Fredrik Arthurson, Analyst, ABG: Thank you. Good morning. Hope you can hear me. I’ll take the questions one by one. First one, I guess, Matthias, you mentioned that retailers seem a bit cautious still.
But have you seen any sort of early signs from end consumer demand, especially in Europe? Obviously, North America is weak, but in Europe, since this season is getting started here, either up or down, I guess?
Matthias Engeberg, CEO, Thule: Well, I think I’ll say this in all transparency, Fredrik. So far in Q1, the retailer cautiousness is much bigger than the consumer cautiousness. So the consumers are better in a way. Retail has been really careful to build inventory. And I think almost immediately after tariffs were announced, we saw some changed behaviors.

Labeled region entries:
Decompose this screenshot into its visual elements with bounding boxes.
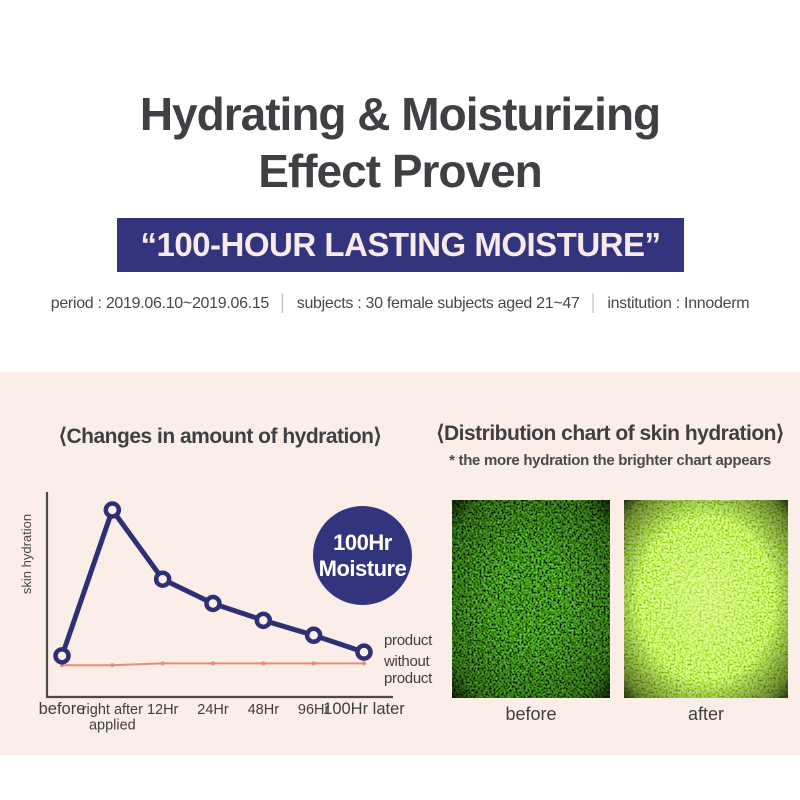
moisture-badge-line1: 100Hr: [333, 529, 392, 555]
left-panel-heading: ⟨Changes in amount of hydration⟩: [58, 425, 382, 448]
svg-text:100Hr later: 100Hr later: [323, 700, 405, 718]
page-title-line2: Effect Proven: [258, 145, 543, 197]
study-subjects: subjects : 30 female subjects aged 21~47: [296, 295, 580, 312]
legend-without-product-label: without product: [384, 653, 432, 687]
skin-texture-before: [452, 500, 610, 698]
skin-texture-after: [624, 500, 788, 698]
svg-text:48Hr: 48Hr: [248, 702, 280, 718]
skin-hydration-image-after: [624, 500, 788, 698]
moisture-badge-line2: Moisture: [318, 555, 407, 581]
after-image-label: after: [687, 704, 725, 724]
moisture-banner: “100-HOUR LASTING MOISTURE”: [117, 218, 684, 272]
page-title: Hydrating & Moisturizing Effect Proven: [0, 86, 800, 200]
skin-hydration-image-before: [452, 500, 610, 698]
study-period: period : 2019.06.10~2019.06.15: [50, 295, 270, 312]
legend-product-label: product: [384, 632, 432, 649]
svg-text:12Hr: 12Hr: [147, 702, 179, 718]
right-panel-heading: ⟨Distribution chart of skin hydration⟩: [436, 422, 784, 445]
svg-text:96Hr: 96Hr: [298, 702, 330, 718]
page-title-line1: Hydrating & Moisturizing: [139, 88, 661, 140]
hydration-section: ⟨Changes in amount of hydration⟩ ⟨Distri…: [0, 372, 800, 755]
separator: │: [588, 295, 599, 312]
study-info: period : 2019.06.10~2019.06.15 │ subjects …: [0, 295, 800, 313]
svg-text:before: before: [39, 700, 86, 718]
moisture-banner-text: “100-HOUR LASTING MOISTURE”: [140, 226, 661, 263]
svg-text:24Hr: 24Hr: [197, 702, 229, 718]
svg-text:skin hydration: skin hydration: [19, 514, 34, 594]
right-panel-note: * the more hydration the brighter chart …: [449, 452, 771, 469]
moisture-badge: 100Hr Moisture: [313, 506, 412, 605]
study-institution: institution : Innoderm: [607, 295, 750, 312]
separator: │: [278, 295, 288, 312]
before-image-label: before: [505, 704, 557, 724]
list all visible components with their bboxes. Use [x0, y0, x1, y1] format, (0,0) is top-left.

- **SET TASKS**
a) In the earnings call excerpt, what does the Thule CEO say has been much bigger than consumer cautiousness so far in Q1?
b) Write the next part of the earnings call excerpt, picking up after its final sentence.
The records above come from a separate source.

- **EXPECTED RESPONSES**
a) Retailer cautiousness.

b)
Whereas, I guess, one metric of the consumer demand is our direct consumer channel where we see that live, and that’s doing clearly better and actually really well in the first quarter, particularly in Europe. So I think consumer is still there, but the retailers are really cautious. Now that’s Q1. And let’s see if the retailers are better at predicting the future than their consumers are right now. But in an optimistic scenario, of course, retailers find their feet, so to speak, and we get back to a more stable environment also in that channel.
Looking more big picture, I think, if even looking at macro statistics, etcetera, clearly, it’s not an easy market in Europe either. I mean, there’s several reasons for that. But it’s pretty okay so far. Whereas North America, I think almost every indicator was not in a great place last year and has clearly turned a lot more sour beginning of this year, almost month by month.
Fredrik Arthurson, Analyst, ABG: Thanks, Matthijs. Super helpful. That’s clear. Second question on the gross margin. Just if you could help us a little bit with the bridge.
So maybe first, how was the impact of Quadlock? I guess that’s the big driver here. And also if you could state the other key drivers in the quarter, get some sense.
Toby Lawton, CFO, Thule: Yes, absolutely. Absolutely, Fredrik. Good morning. Yes. So I mean, was a good improvement in gross margin in the quarter.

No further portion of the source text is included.